• [EXERCISE MATERIALS]
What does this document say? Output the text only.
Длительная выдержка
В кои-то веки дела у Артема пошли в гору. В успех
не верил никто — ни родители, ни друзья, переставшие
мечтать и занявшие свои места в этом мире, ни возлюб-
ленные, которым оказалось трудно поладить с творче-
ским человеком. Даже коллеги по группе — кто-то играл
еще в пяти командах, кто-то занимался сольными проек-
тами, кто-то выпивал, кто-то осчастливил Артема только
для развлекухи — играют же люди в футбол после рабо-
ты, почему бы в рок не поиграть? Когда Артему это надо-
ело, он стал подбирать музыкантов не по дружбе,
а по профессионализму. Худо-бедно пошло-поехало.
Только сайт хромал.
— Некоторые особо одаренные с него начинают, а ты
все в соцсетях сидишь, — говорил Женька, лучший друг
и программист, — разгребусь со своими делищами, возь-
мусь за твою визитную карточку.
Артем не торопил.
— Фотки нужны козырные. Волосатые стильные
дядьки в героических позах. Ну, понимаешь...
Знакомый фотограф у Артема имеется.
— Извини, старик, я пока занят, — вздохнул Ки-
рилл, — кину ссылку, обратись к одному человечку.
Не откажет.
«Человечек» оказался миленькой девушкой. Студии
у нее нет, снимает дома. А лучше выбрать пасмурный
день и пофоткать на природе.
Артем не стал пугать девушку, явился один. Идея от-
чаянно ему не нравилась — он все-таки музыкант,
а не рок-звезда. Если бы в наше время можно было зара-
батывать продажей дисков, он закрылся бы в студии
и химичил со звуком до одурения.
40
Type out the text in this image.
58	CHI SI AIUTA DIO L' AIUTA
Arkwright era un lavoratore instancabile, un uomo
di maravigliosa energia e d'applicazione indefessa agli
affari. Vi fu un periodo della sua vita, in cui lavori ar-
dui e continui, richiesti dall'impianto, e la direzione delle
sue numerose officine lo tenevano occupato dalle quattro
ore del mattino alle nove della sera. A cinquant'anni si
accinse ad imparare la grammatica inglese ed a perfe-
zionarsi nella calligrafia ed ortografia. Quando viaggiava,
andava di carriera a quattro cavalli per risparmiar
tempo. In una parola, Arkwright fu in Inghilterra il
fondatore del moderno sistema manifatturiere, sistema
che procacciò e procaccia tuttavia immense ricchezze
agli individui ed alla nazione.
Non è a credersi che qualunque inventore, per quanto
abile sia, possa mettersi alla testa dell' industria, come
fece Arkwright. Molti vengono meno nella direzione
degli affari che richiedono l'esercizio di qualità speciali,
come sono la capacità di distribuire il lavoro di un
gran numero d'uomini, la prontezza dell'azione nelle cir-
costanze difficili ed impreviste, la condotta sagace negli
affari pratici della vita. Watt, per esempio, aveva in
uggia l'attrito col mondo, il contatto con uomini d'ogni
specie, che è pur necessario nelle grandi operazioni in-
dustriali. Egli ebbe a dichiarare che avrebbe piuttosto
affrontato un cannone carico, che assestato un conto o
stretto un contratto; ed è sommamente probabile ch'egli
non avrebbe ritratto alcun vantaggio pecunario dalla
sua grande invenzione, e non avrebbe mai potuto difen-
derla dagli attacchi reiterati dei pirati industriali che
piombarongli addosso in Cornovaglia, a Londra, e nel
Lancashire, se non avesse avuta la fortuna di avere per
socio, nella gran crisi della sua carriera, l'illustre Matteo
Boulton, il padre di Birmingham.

• [GIVEN PROBLEM] Please quote every record above exactly as it appears.

• [OUTPUT BELOW]
What does this document say? Output the text only.
Длительная выдержка
В кои-то веки дела у Артема пошли в гору. В успех
не верил никто — ни родители, ни друзья, переставшие
мечтать и занявшие свои места в этом мире, ни возлюб-
ленные, которым оказалось трудно поладить с творче-
ским человеком. Даже коллеги по группе — кто-то играл
еще в пяти командах, кто-то занимался сольными проек-
тами, кто-то выпивал, кто-то осчастливил Артема только
для развлекухи — играют же люди в футбол после рабо-
ты, почему бы в рок не поиграть? Когда Артему это надо-
ело, он стал подбирать музыкантов не по дружбе,
а по профессионализму. Худо-бедно пошло-поехало.
Только сайт хромал.
— Некоторые особо одаренные с него начинают, а ты
все в соцсетях сидишь, — говорил Женька, лучший друг
и программист, — разгребусь со своими делищами, возь-
мусь за твою визитную карточку.
Артем не торопил.
— Фотки нужны козырные. Волосатые стильные
дядьки в героических позах. Ну, понимаешь...
Знакомый фотограф у Артема имеется.
— Извини, старик, я пока занят, — вздохнул Ки-
рилл, — кину ссылку, обратись к одному человечку.
Не откажет.
«Человечек» оказался миленькой девушкой. Студии
у нее нет, снимает дома. А лучше выбрать пасмурный
день и пофоткать на природе.
Артем не стал пугать девушку, явился один. Идея от-
чаянно ему не нравилась — он все-таки музыкант,
а не рок-звезда. Если бы в наше время можно было зара-
батывать продажей дисков, он закрылся бы в студии
и химичил со звуком до одурения.
40
Type out the text in this image.
58	CHI SI AIUTA DIO L' AIUTA
Arkwright era un lavoratore instancabile, un uomo
di maravigliosa energia e d'applicazione indefessa agli
affari. Vi fu un periodo della sua vita, in cui lavori ar-
dui e continui, richiesti dall'impianto, e la direzione delle
sue numerose officine lo tenevano occupato dalle quattro
ore del mattino alle nove della sera. A cinquant'anni si
accinse ad imparare la grammatica inglese ed a perfe-
zionarsi nella calligrafia ed ortografia. Quando viaggiava,
andava di carriera a quattro cavalli per risparmiar
tempo. In una parola, Arkwright fu in Inghilterra il
fondatore del moderno sistema manifatturiere, sistema
che procacciò e procaccia tuttavia immense ricchezze
agli individui ed alla nazione.
Non è a credersi che qualunque inventore, per quanto
abile sia, possa mettersi alla testa dell' industria, come
fece Arkwright. Molti vengono meno nella direzione
degli affari che richiedono l'esercizio di qualità speciali,
come sono la capacità di distribuire il lavoro di un
gran numero d'uomini, la prontezza dell'azione nelle cir-
costanze difficili ed impreviste, la condotta sagace negli
affari pratici della vita. Watt, per esempio, aveva in
uggia l'attrito col mondo, il contatto con uomini d'ogni
specie, che è pur necessario nelle grandi operazioni in-
dustriali. Egli ebbe a dichiarare che avrebbe piuttosto
affrontato un cannone carico, che assestato un conto o
stretto un contratto; ed è sommamente probabile ch'egli
non avrebbe ritratto alcun vantaggio pecunario dalla
sua grande invenzione, e non avrebbe mai potuto difen-
derla dagli attacchi reiterati dei pirati industriali che
piombarongli addosso in Cornovaglia, a Londra, e nel
Lancashire, se non avesse avuta la fortuna di avere per
socio, nella gran crisi della sua carriera, l'illustre Matteo
Boulton, il padre di Birmingham.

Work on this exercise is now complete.